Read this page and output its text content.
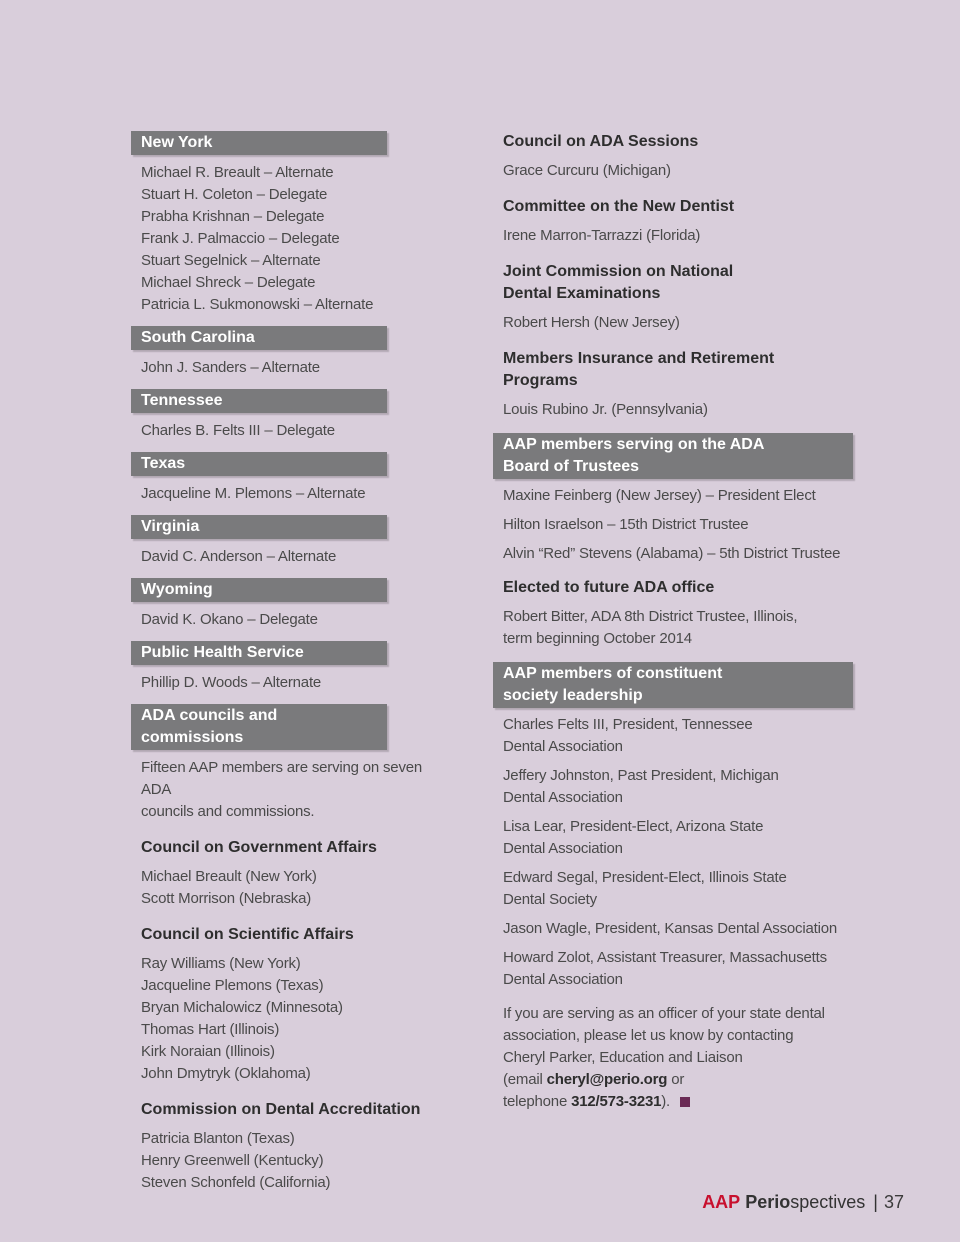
New York
Michael R. Breault – Alternate
Stuart H. Coleton – Delegate
Prabha Krishnan – Delegate
Frank J. Palmaccio – Delegate
Stuart Segelnick – Alternate
Michael Shreck – Delegate
Patricia L. Sukmonowski – Alternate
South Carolina
John J. Sanders – Alternate
Tennessee
Charles B. Felts III – Delegate
Texas
Jacqueline M. Plemons – Alternate
Virginia
David C. Anderson – Alternate
Wyoming
David K. Okano – Delegate
Public Health Service
Phillip D. Woods – Alternate
ADA councils and commissions
Fifteen AAP members are serving on seven ADA
councils and commissions.
Council on Government Affairs
Michael Breault (New York)
Scott Morrison (Nebraska)
Council on Scientific Affairs
Ray Williams (New York)
Jacqueline Plemons (Texas)
Bryan Michalowicz (Minnesota)
Thomas Hart (Illinois)
Kirk Noraian (Illinois)
John Dmytryk (Oklahoma)
Commission on Dental Accreditation
Patricia Blanton (Texas)
Henry Greenwell (Kentucky)
Steven Schonfeld (California)
Council on ADA Sessions
Grace Curcuru (Michigan)
Committee on the New Dentist
Irene Marron-Tarrazzi (Florida)
Joint Commission on National
Dental Examinations
Robert Hersh (New Jersey)
Members Insurance and Retirement Programs
Louis Rubino Jr. (Pennsylvania)
AAP members serving on the ADA
Board of Trustees
Maxine Feinberg (New Jersey) – President Elect
Hilton Israelson – 15th District Trustee
Alvin “Red” Stevens (Alabama) – 5th District Trustee
Elected to future ADA office
Robert Bitter, ADA 8th District Trustee, Illinois,
term beginning October 2014
AAP members of constituent
society leadership
Charles Felts III, President, Tennessee
Dental Association
Jeffery Johnston, Past President, Michigan
Dental Association
Lisa Lear, President-Elect, Arizona State
Dental Association
Edward Segal, President-Elect, Illinois State
Dental Society
Jason Wagle, President, Kansas Dental Association
Howard Zolot, Assistant Treasurer, Massachusetts
Dental Association
If you are serving as an officer of your state dental
association, please let us know by contacting
Cheryl Parker, Education and Liaison
(email cheryl@perio.org or
telephone 312/573-3231).
AAP Perio spectives | 37
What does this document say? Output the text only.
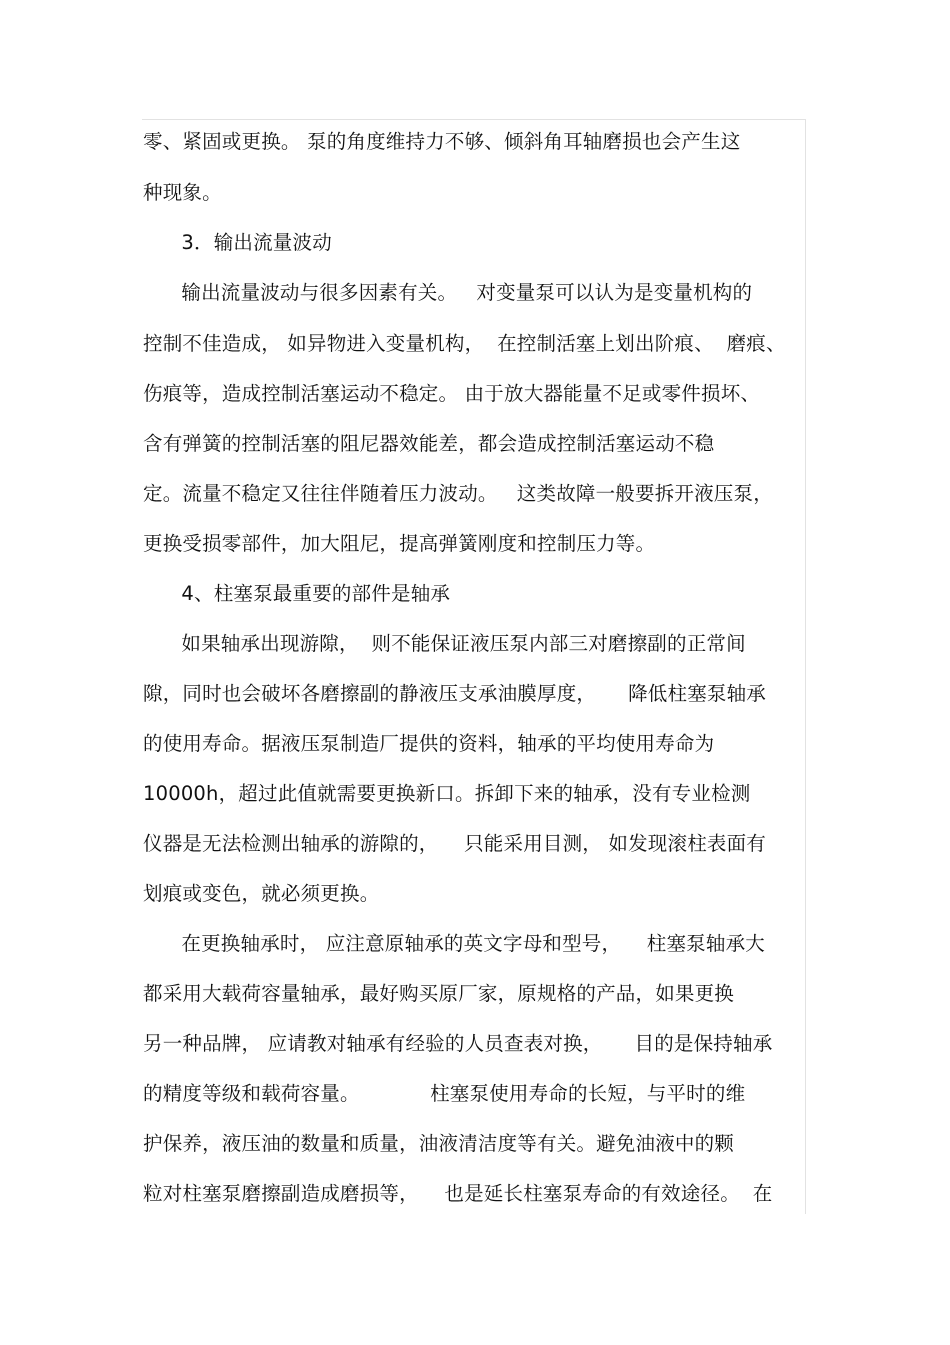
零、紧固或更换。 泵的角度维持力不够、倾斜角耳轴磨损也会产生这
种现象。
3．输出流量波动
输出流量波动与很多因素有关。   对变量泵可以认为是变量机构的
控制不佳造成， 如异物进入变量机构，  在控制活塞上划出阶痕、  磨痕、
伤痕等，造成控制活塞运动不稳定。 由于放大器能量不足或零件损坏、
含有弹簧的控制活塞的阻尼器效能差，都会造成控制活塞运动不稳
定。流量不稳定又往往伴随着压力波动。   这类故障一般要拆开液压泵，
更换受损零部件，加大阻尼，提高弹簧刚度和控制压力等。
4、柱塞泵最重要的部件是轴承
如果轴承出现游隙，  则不能保证液压泵内部三对磨擦副的正常间
隙，同时也会破坏各磨擦副的静液压支承油膜厚度，     降低柱塞泵轴承
的使用寿命。据液压泵制造厂提供的资料，轴承的平均使用寿命为
10000h，超过此值就需要更换新口。拆卸下来的轴承，没有专业检测
仪器是无法检测出轴承的游隙的，    只能采用目测， 如发现滚柱表面有
划痕或变色，就必须更换。
在更换轴承时， 应注意原轴承的英文字母和型号，    柱塞泵轴承大
都采用大载荷容量轴承，最好购买原厂家，原规格的产品，如果更换
另一种品牌， 应请教对轴承有经验的人员查表对换，     目的是保持轴承
的精度等级和载荷容量。           柱塞泵使用寿命的长短，与平时的维
护保养，液压油的数量和质量，油液清洁度等有关。避免油液中的颗
粒对柱塞泵磨擦副造成磨损等，    也是延长柱塞泵寿命的有效途径。  在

◆ EXERCISE PROMPT:
From the entries above, copy out every line where the string "Michael" appears.

◆ EXERCISE ANSWER:
Michael R. Breault – Alternate
Michael Shreck – Delegate
Michael Breault (New York)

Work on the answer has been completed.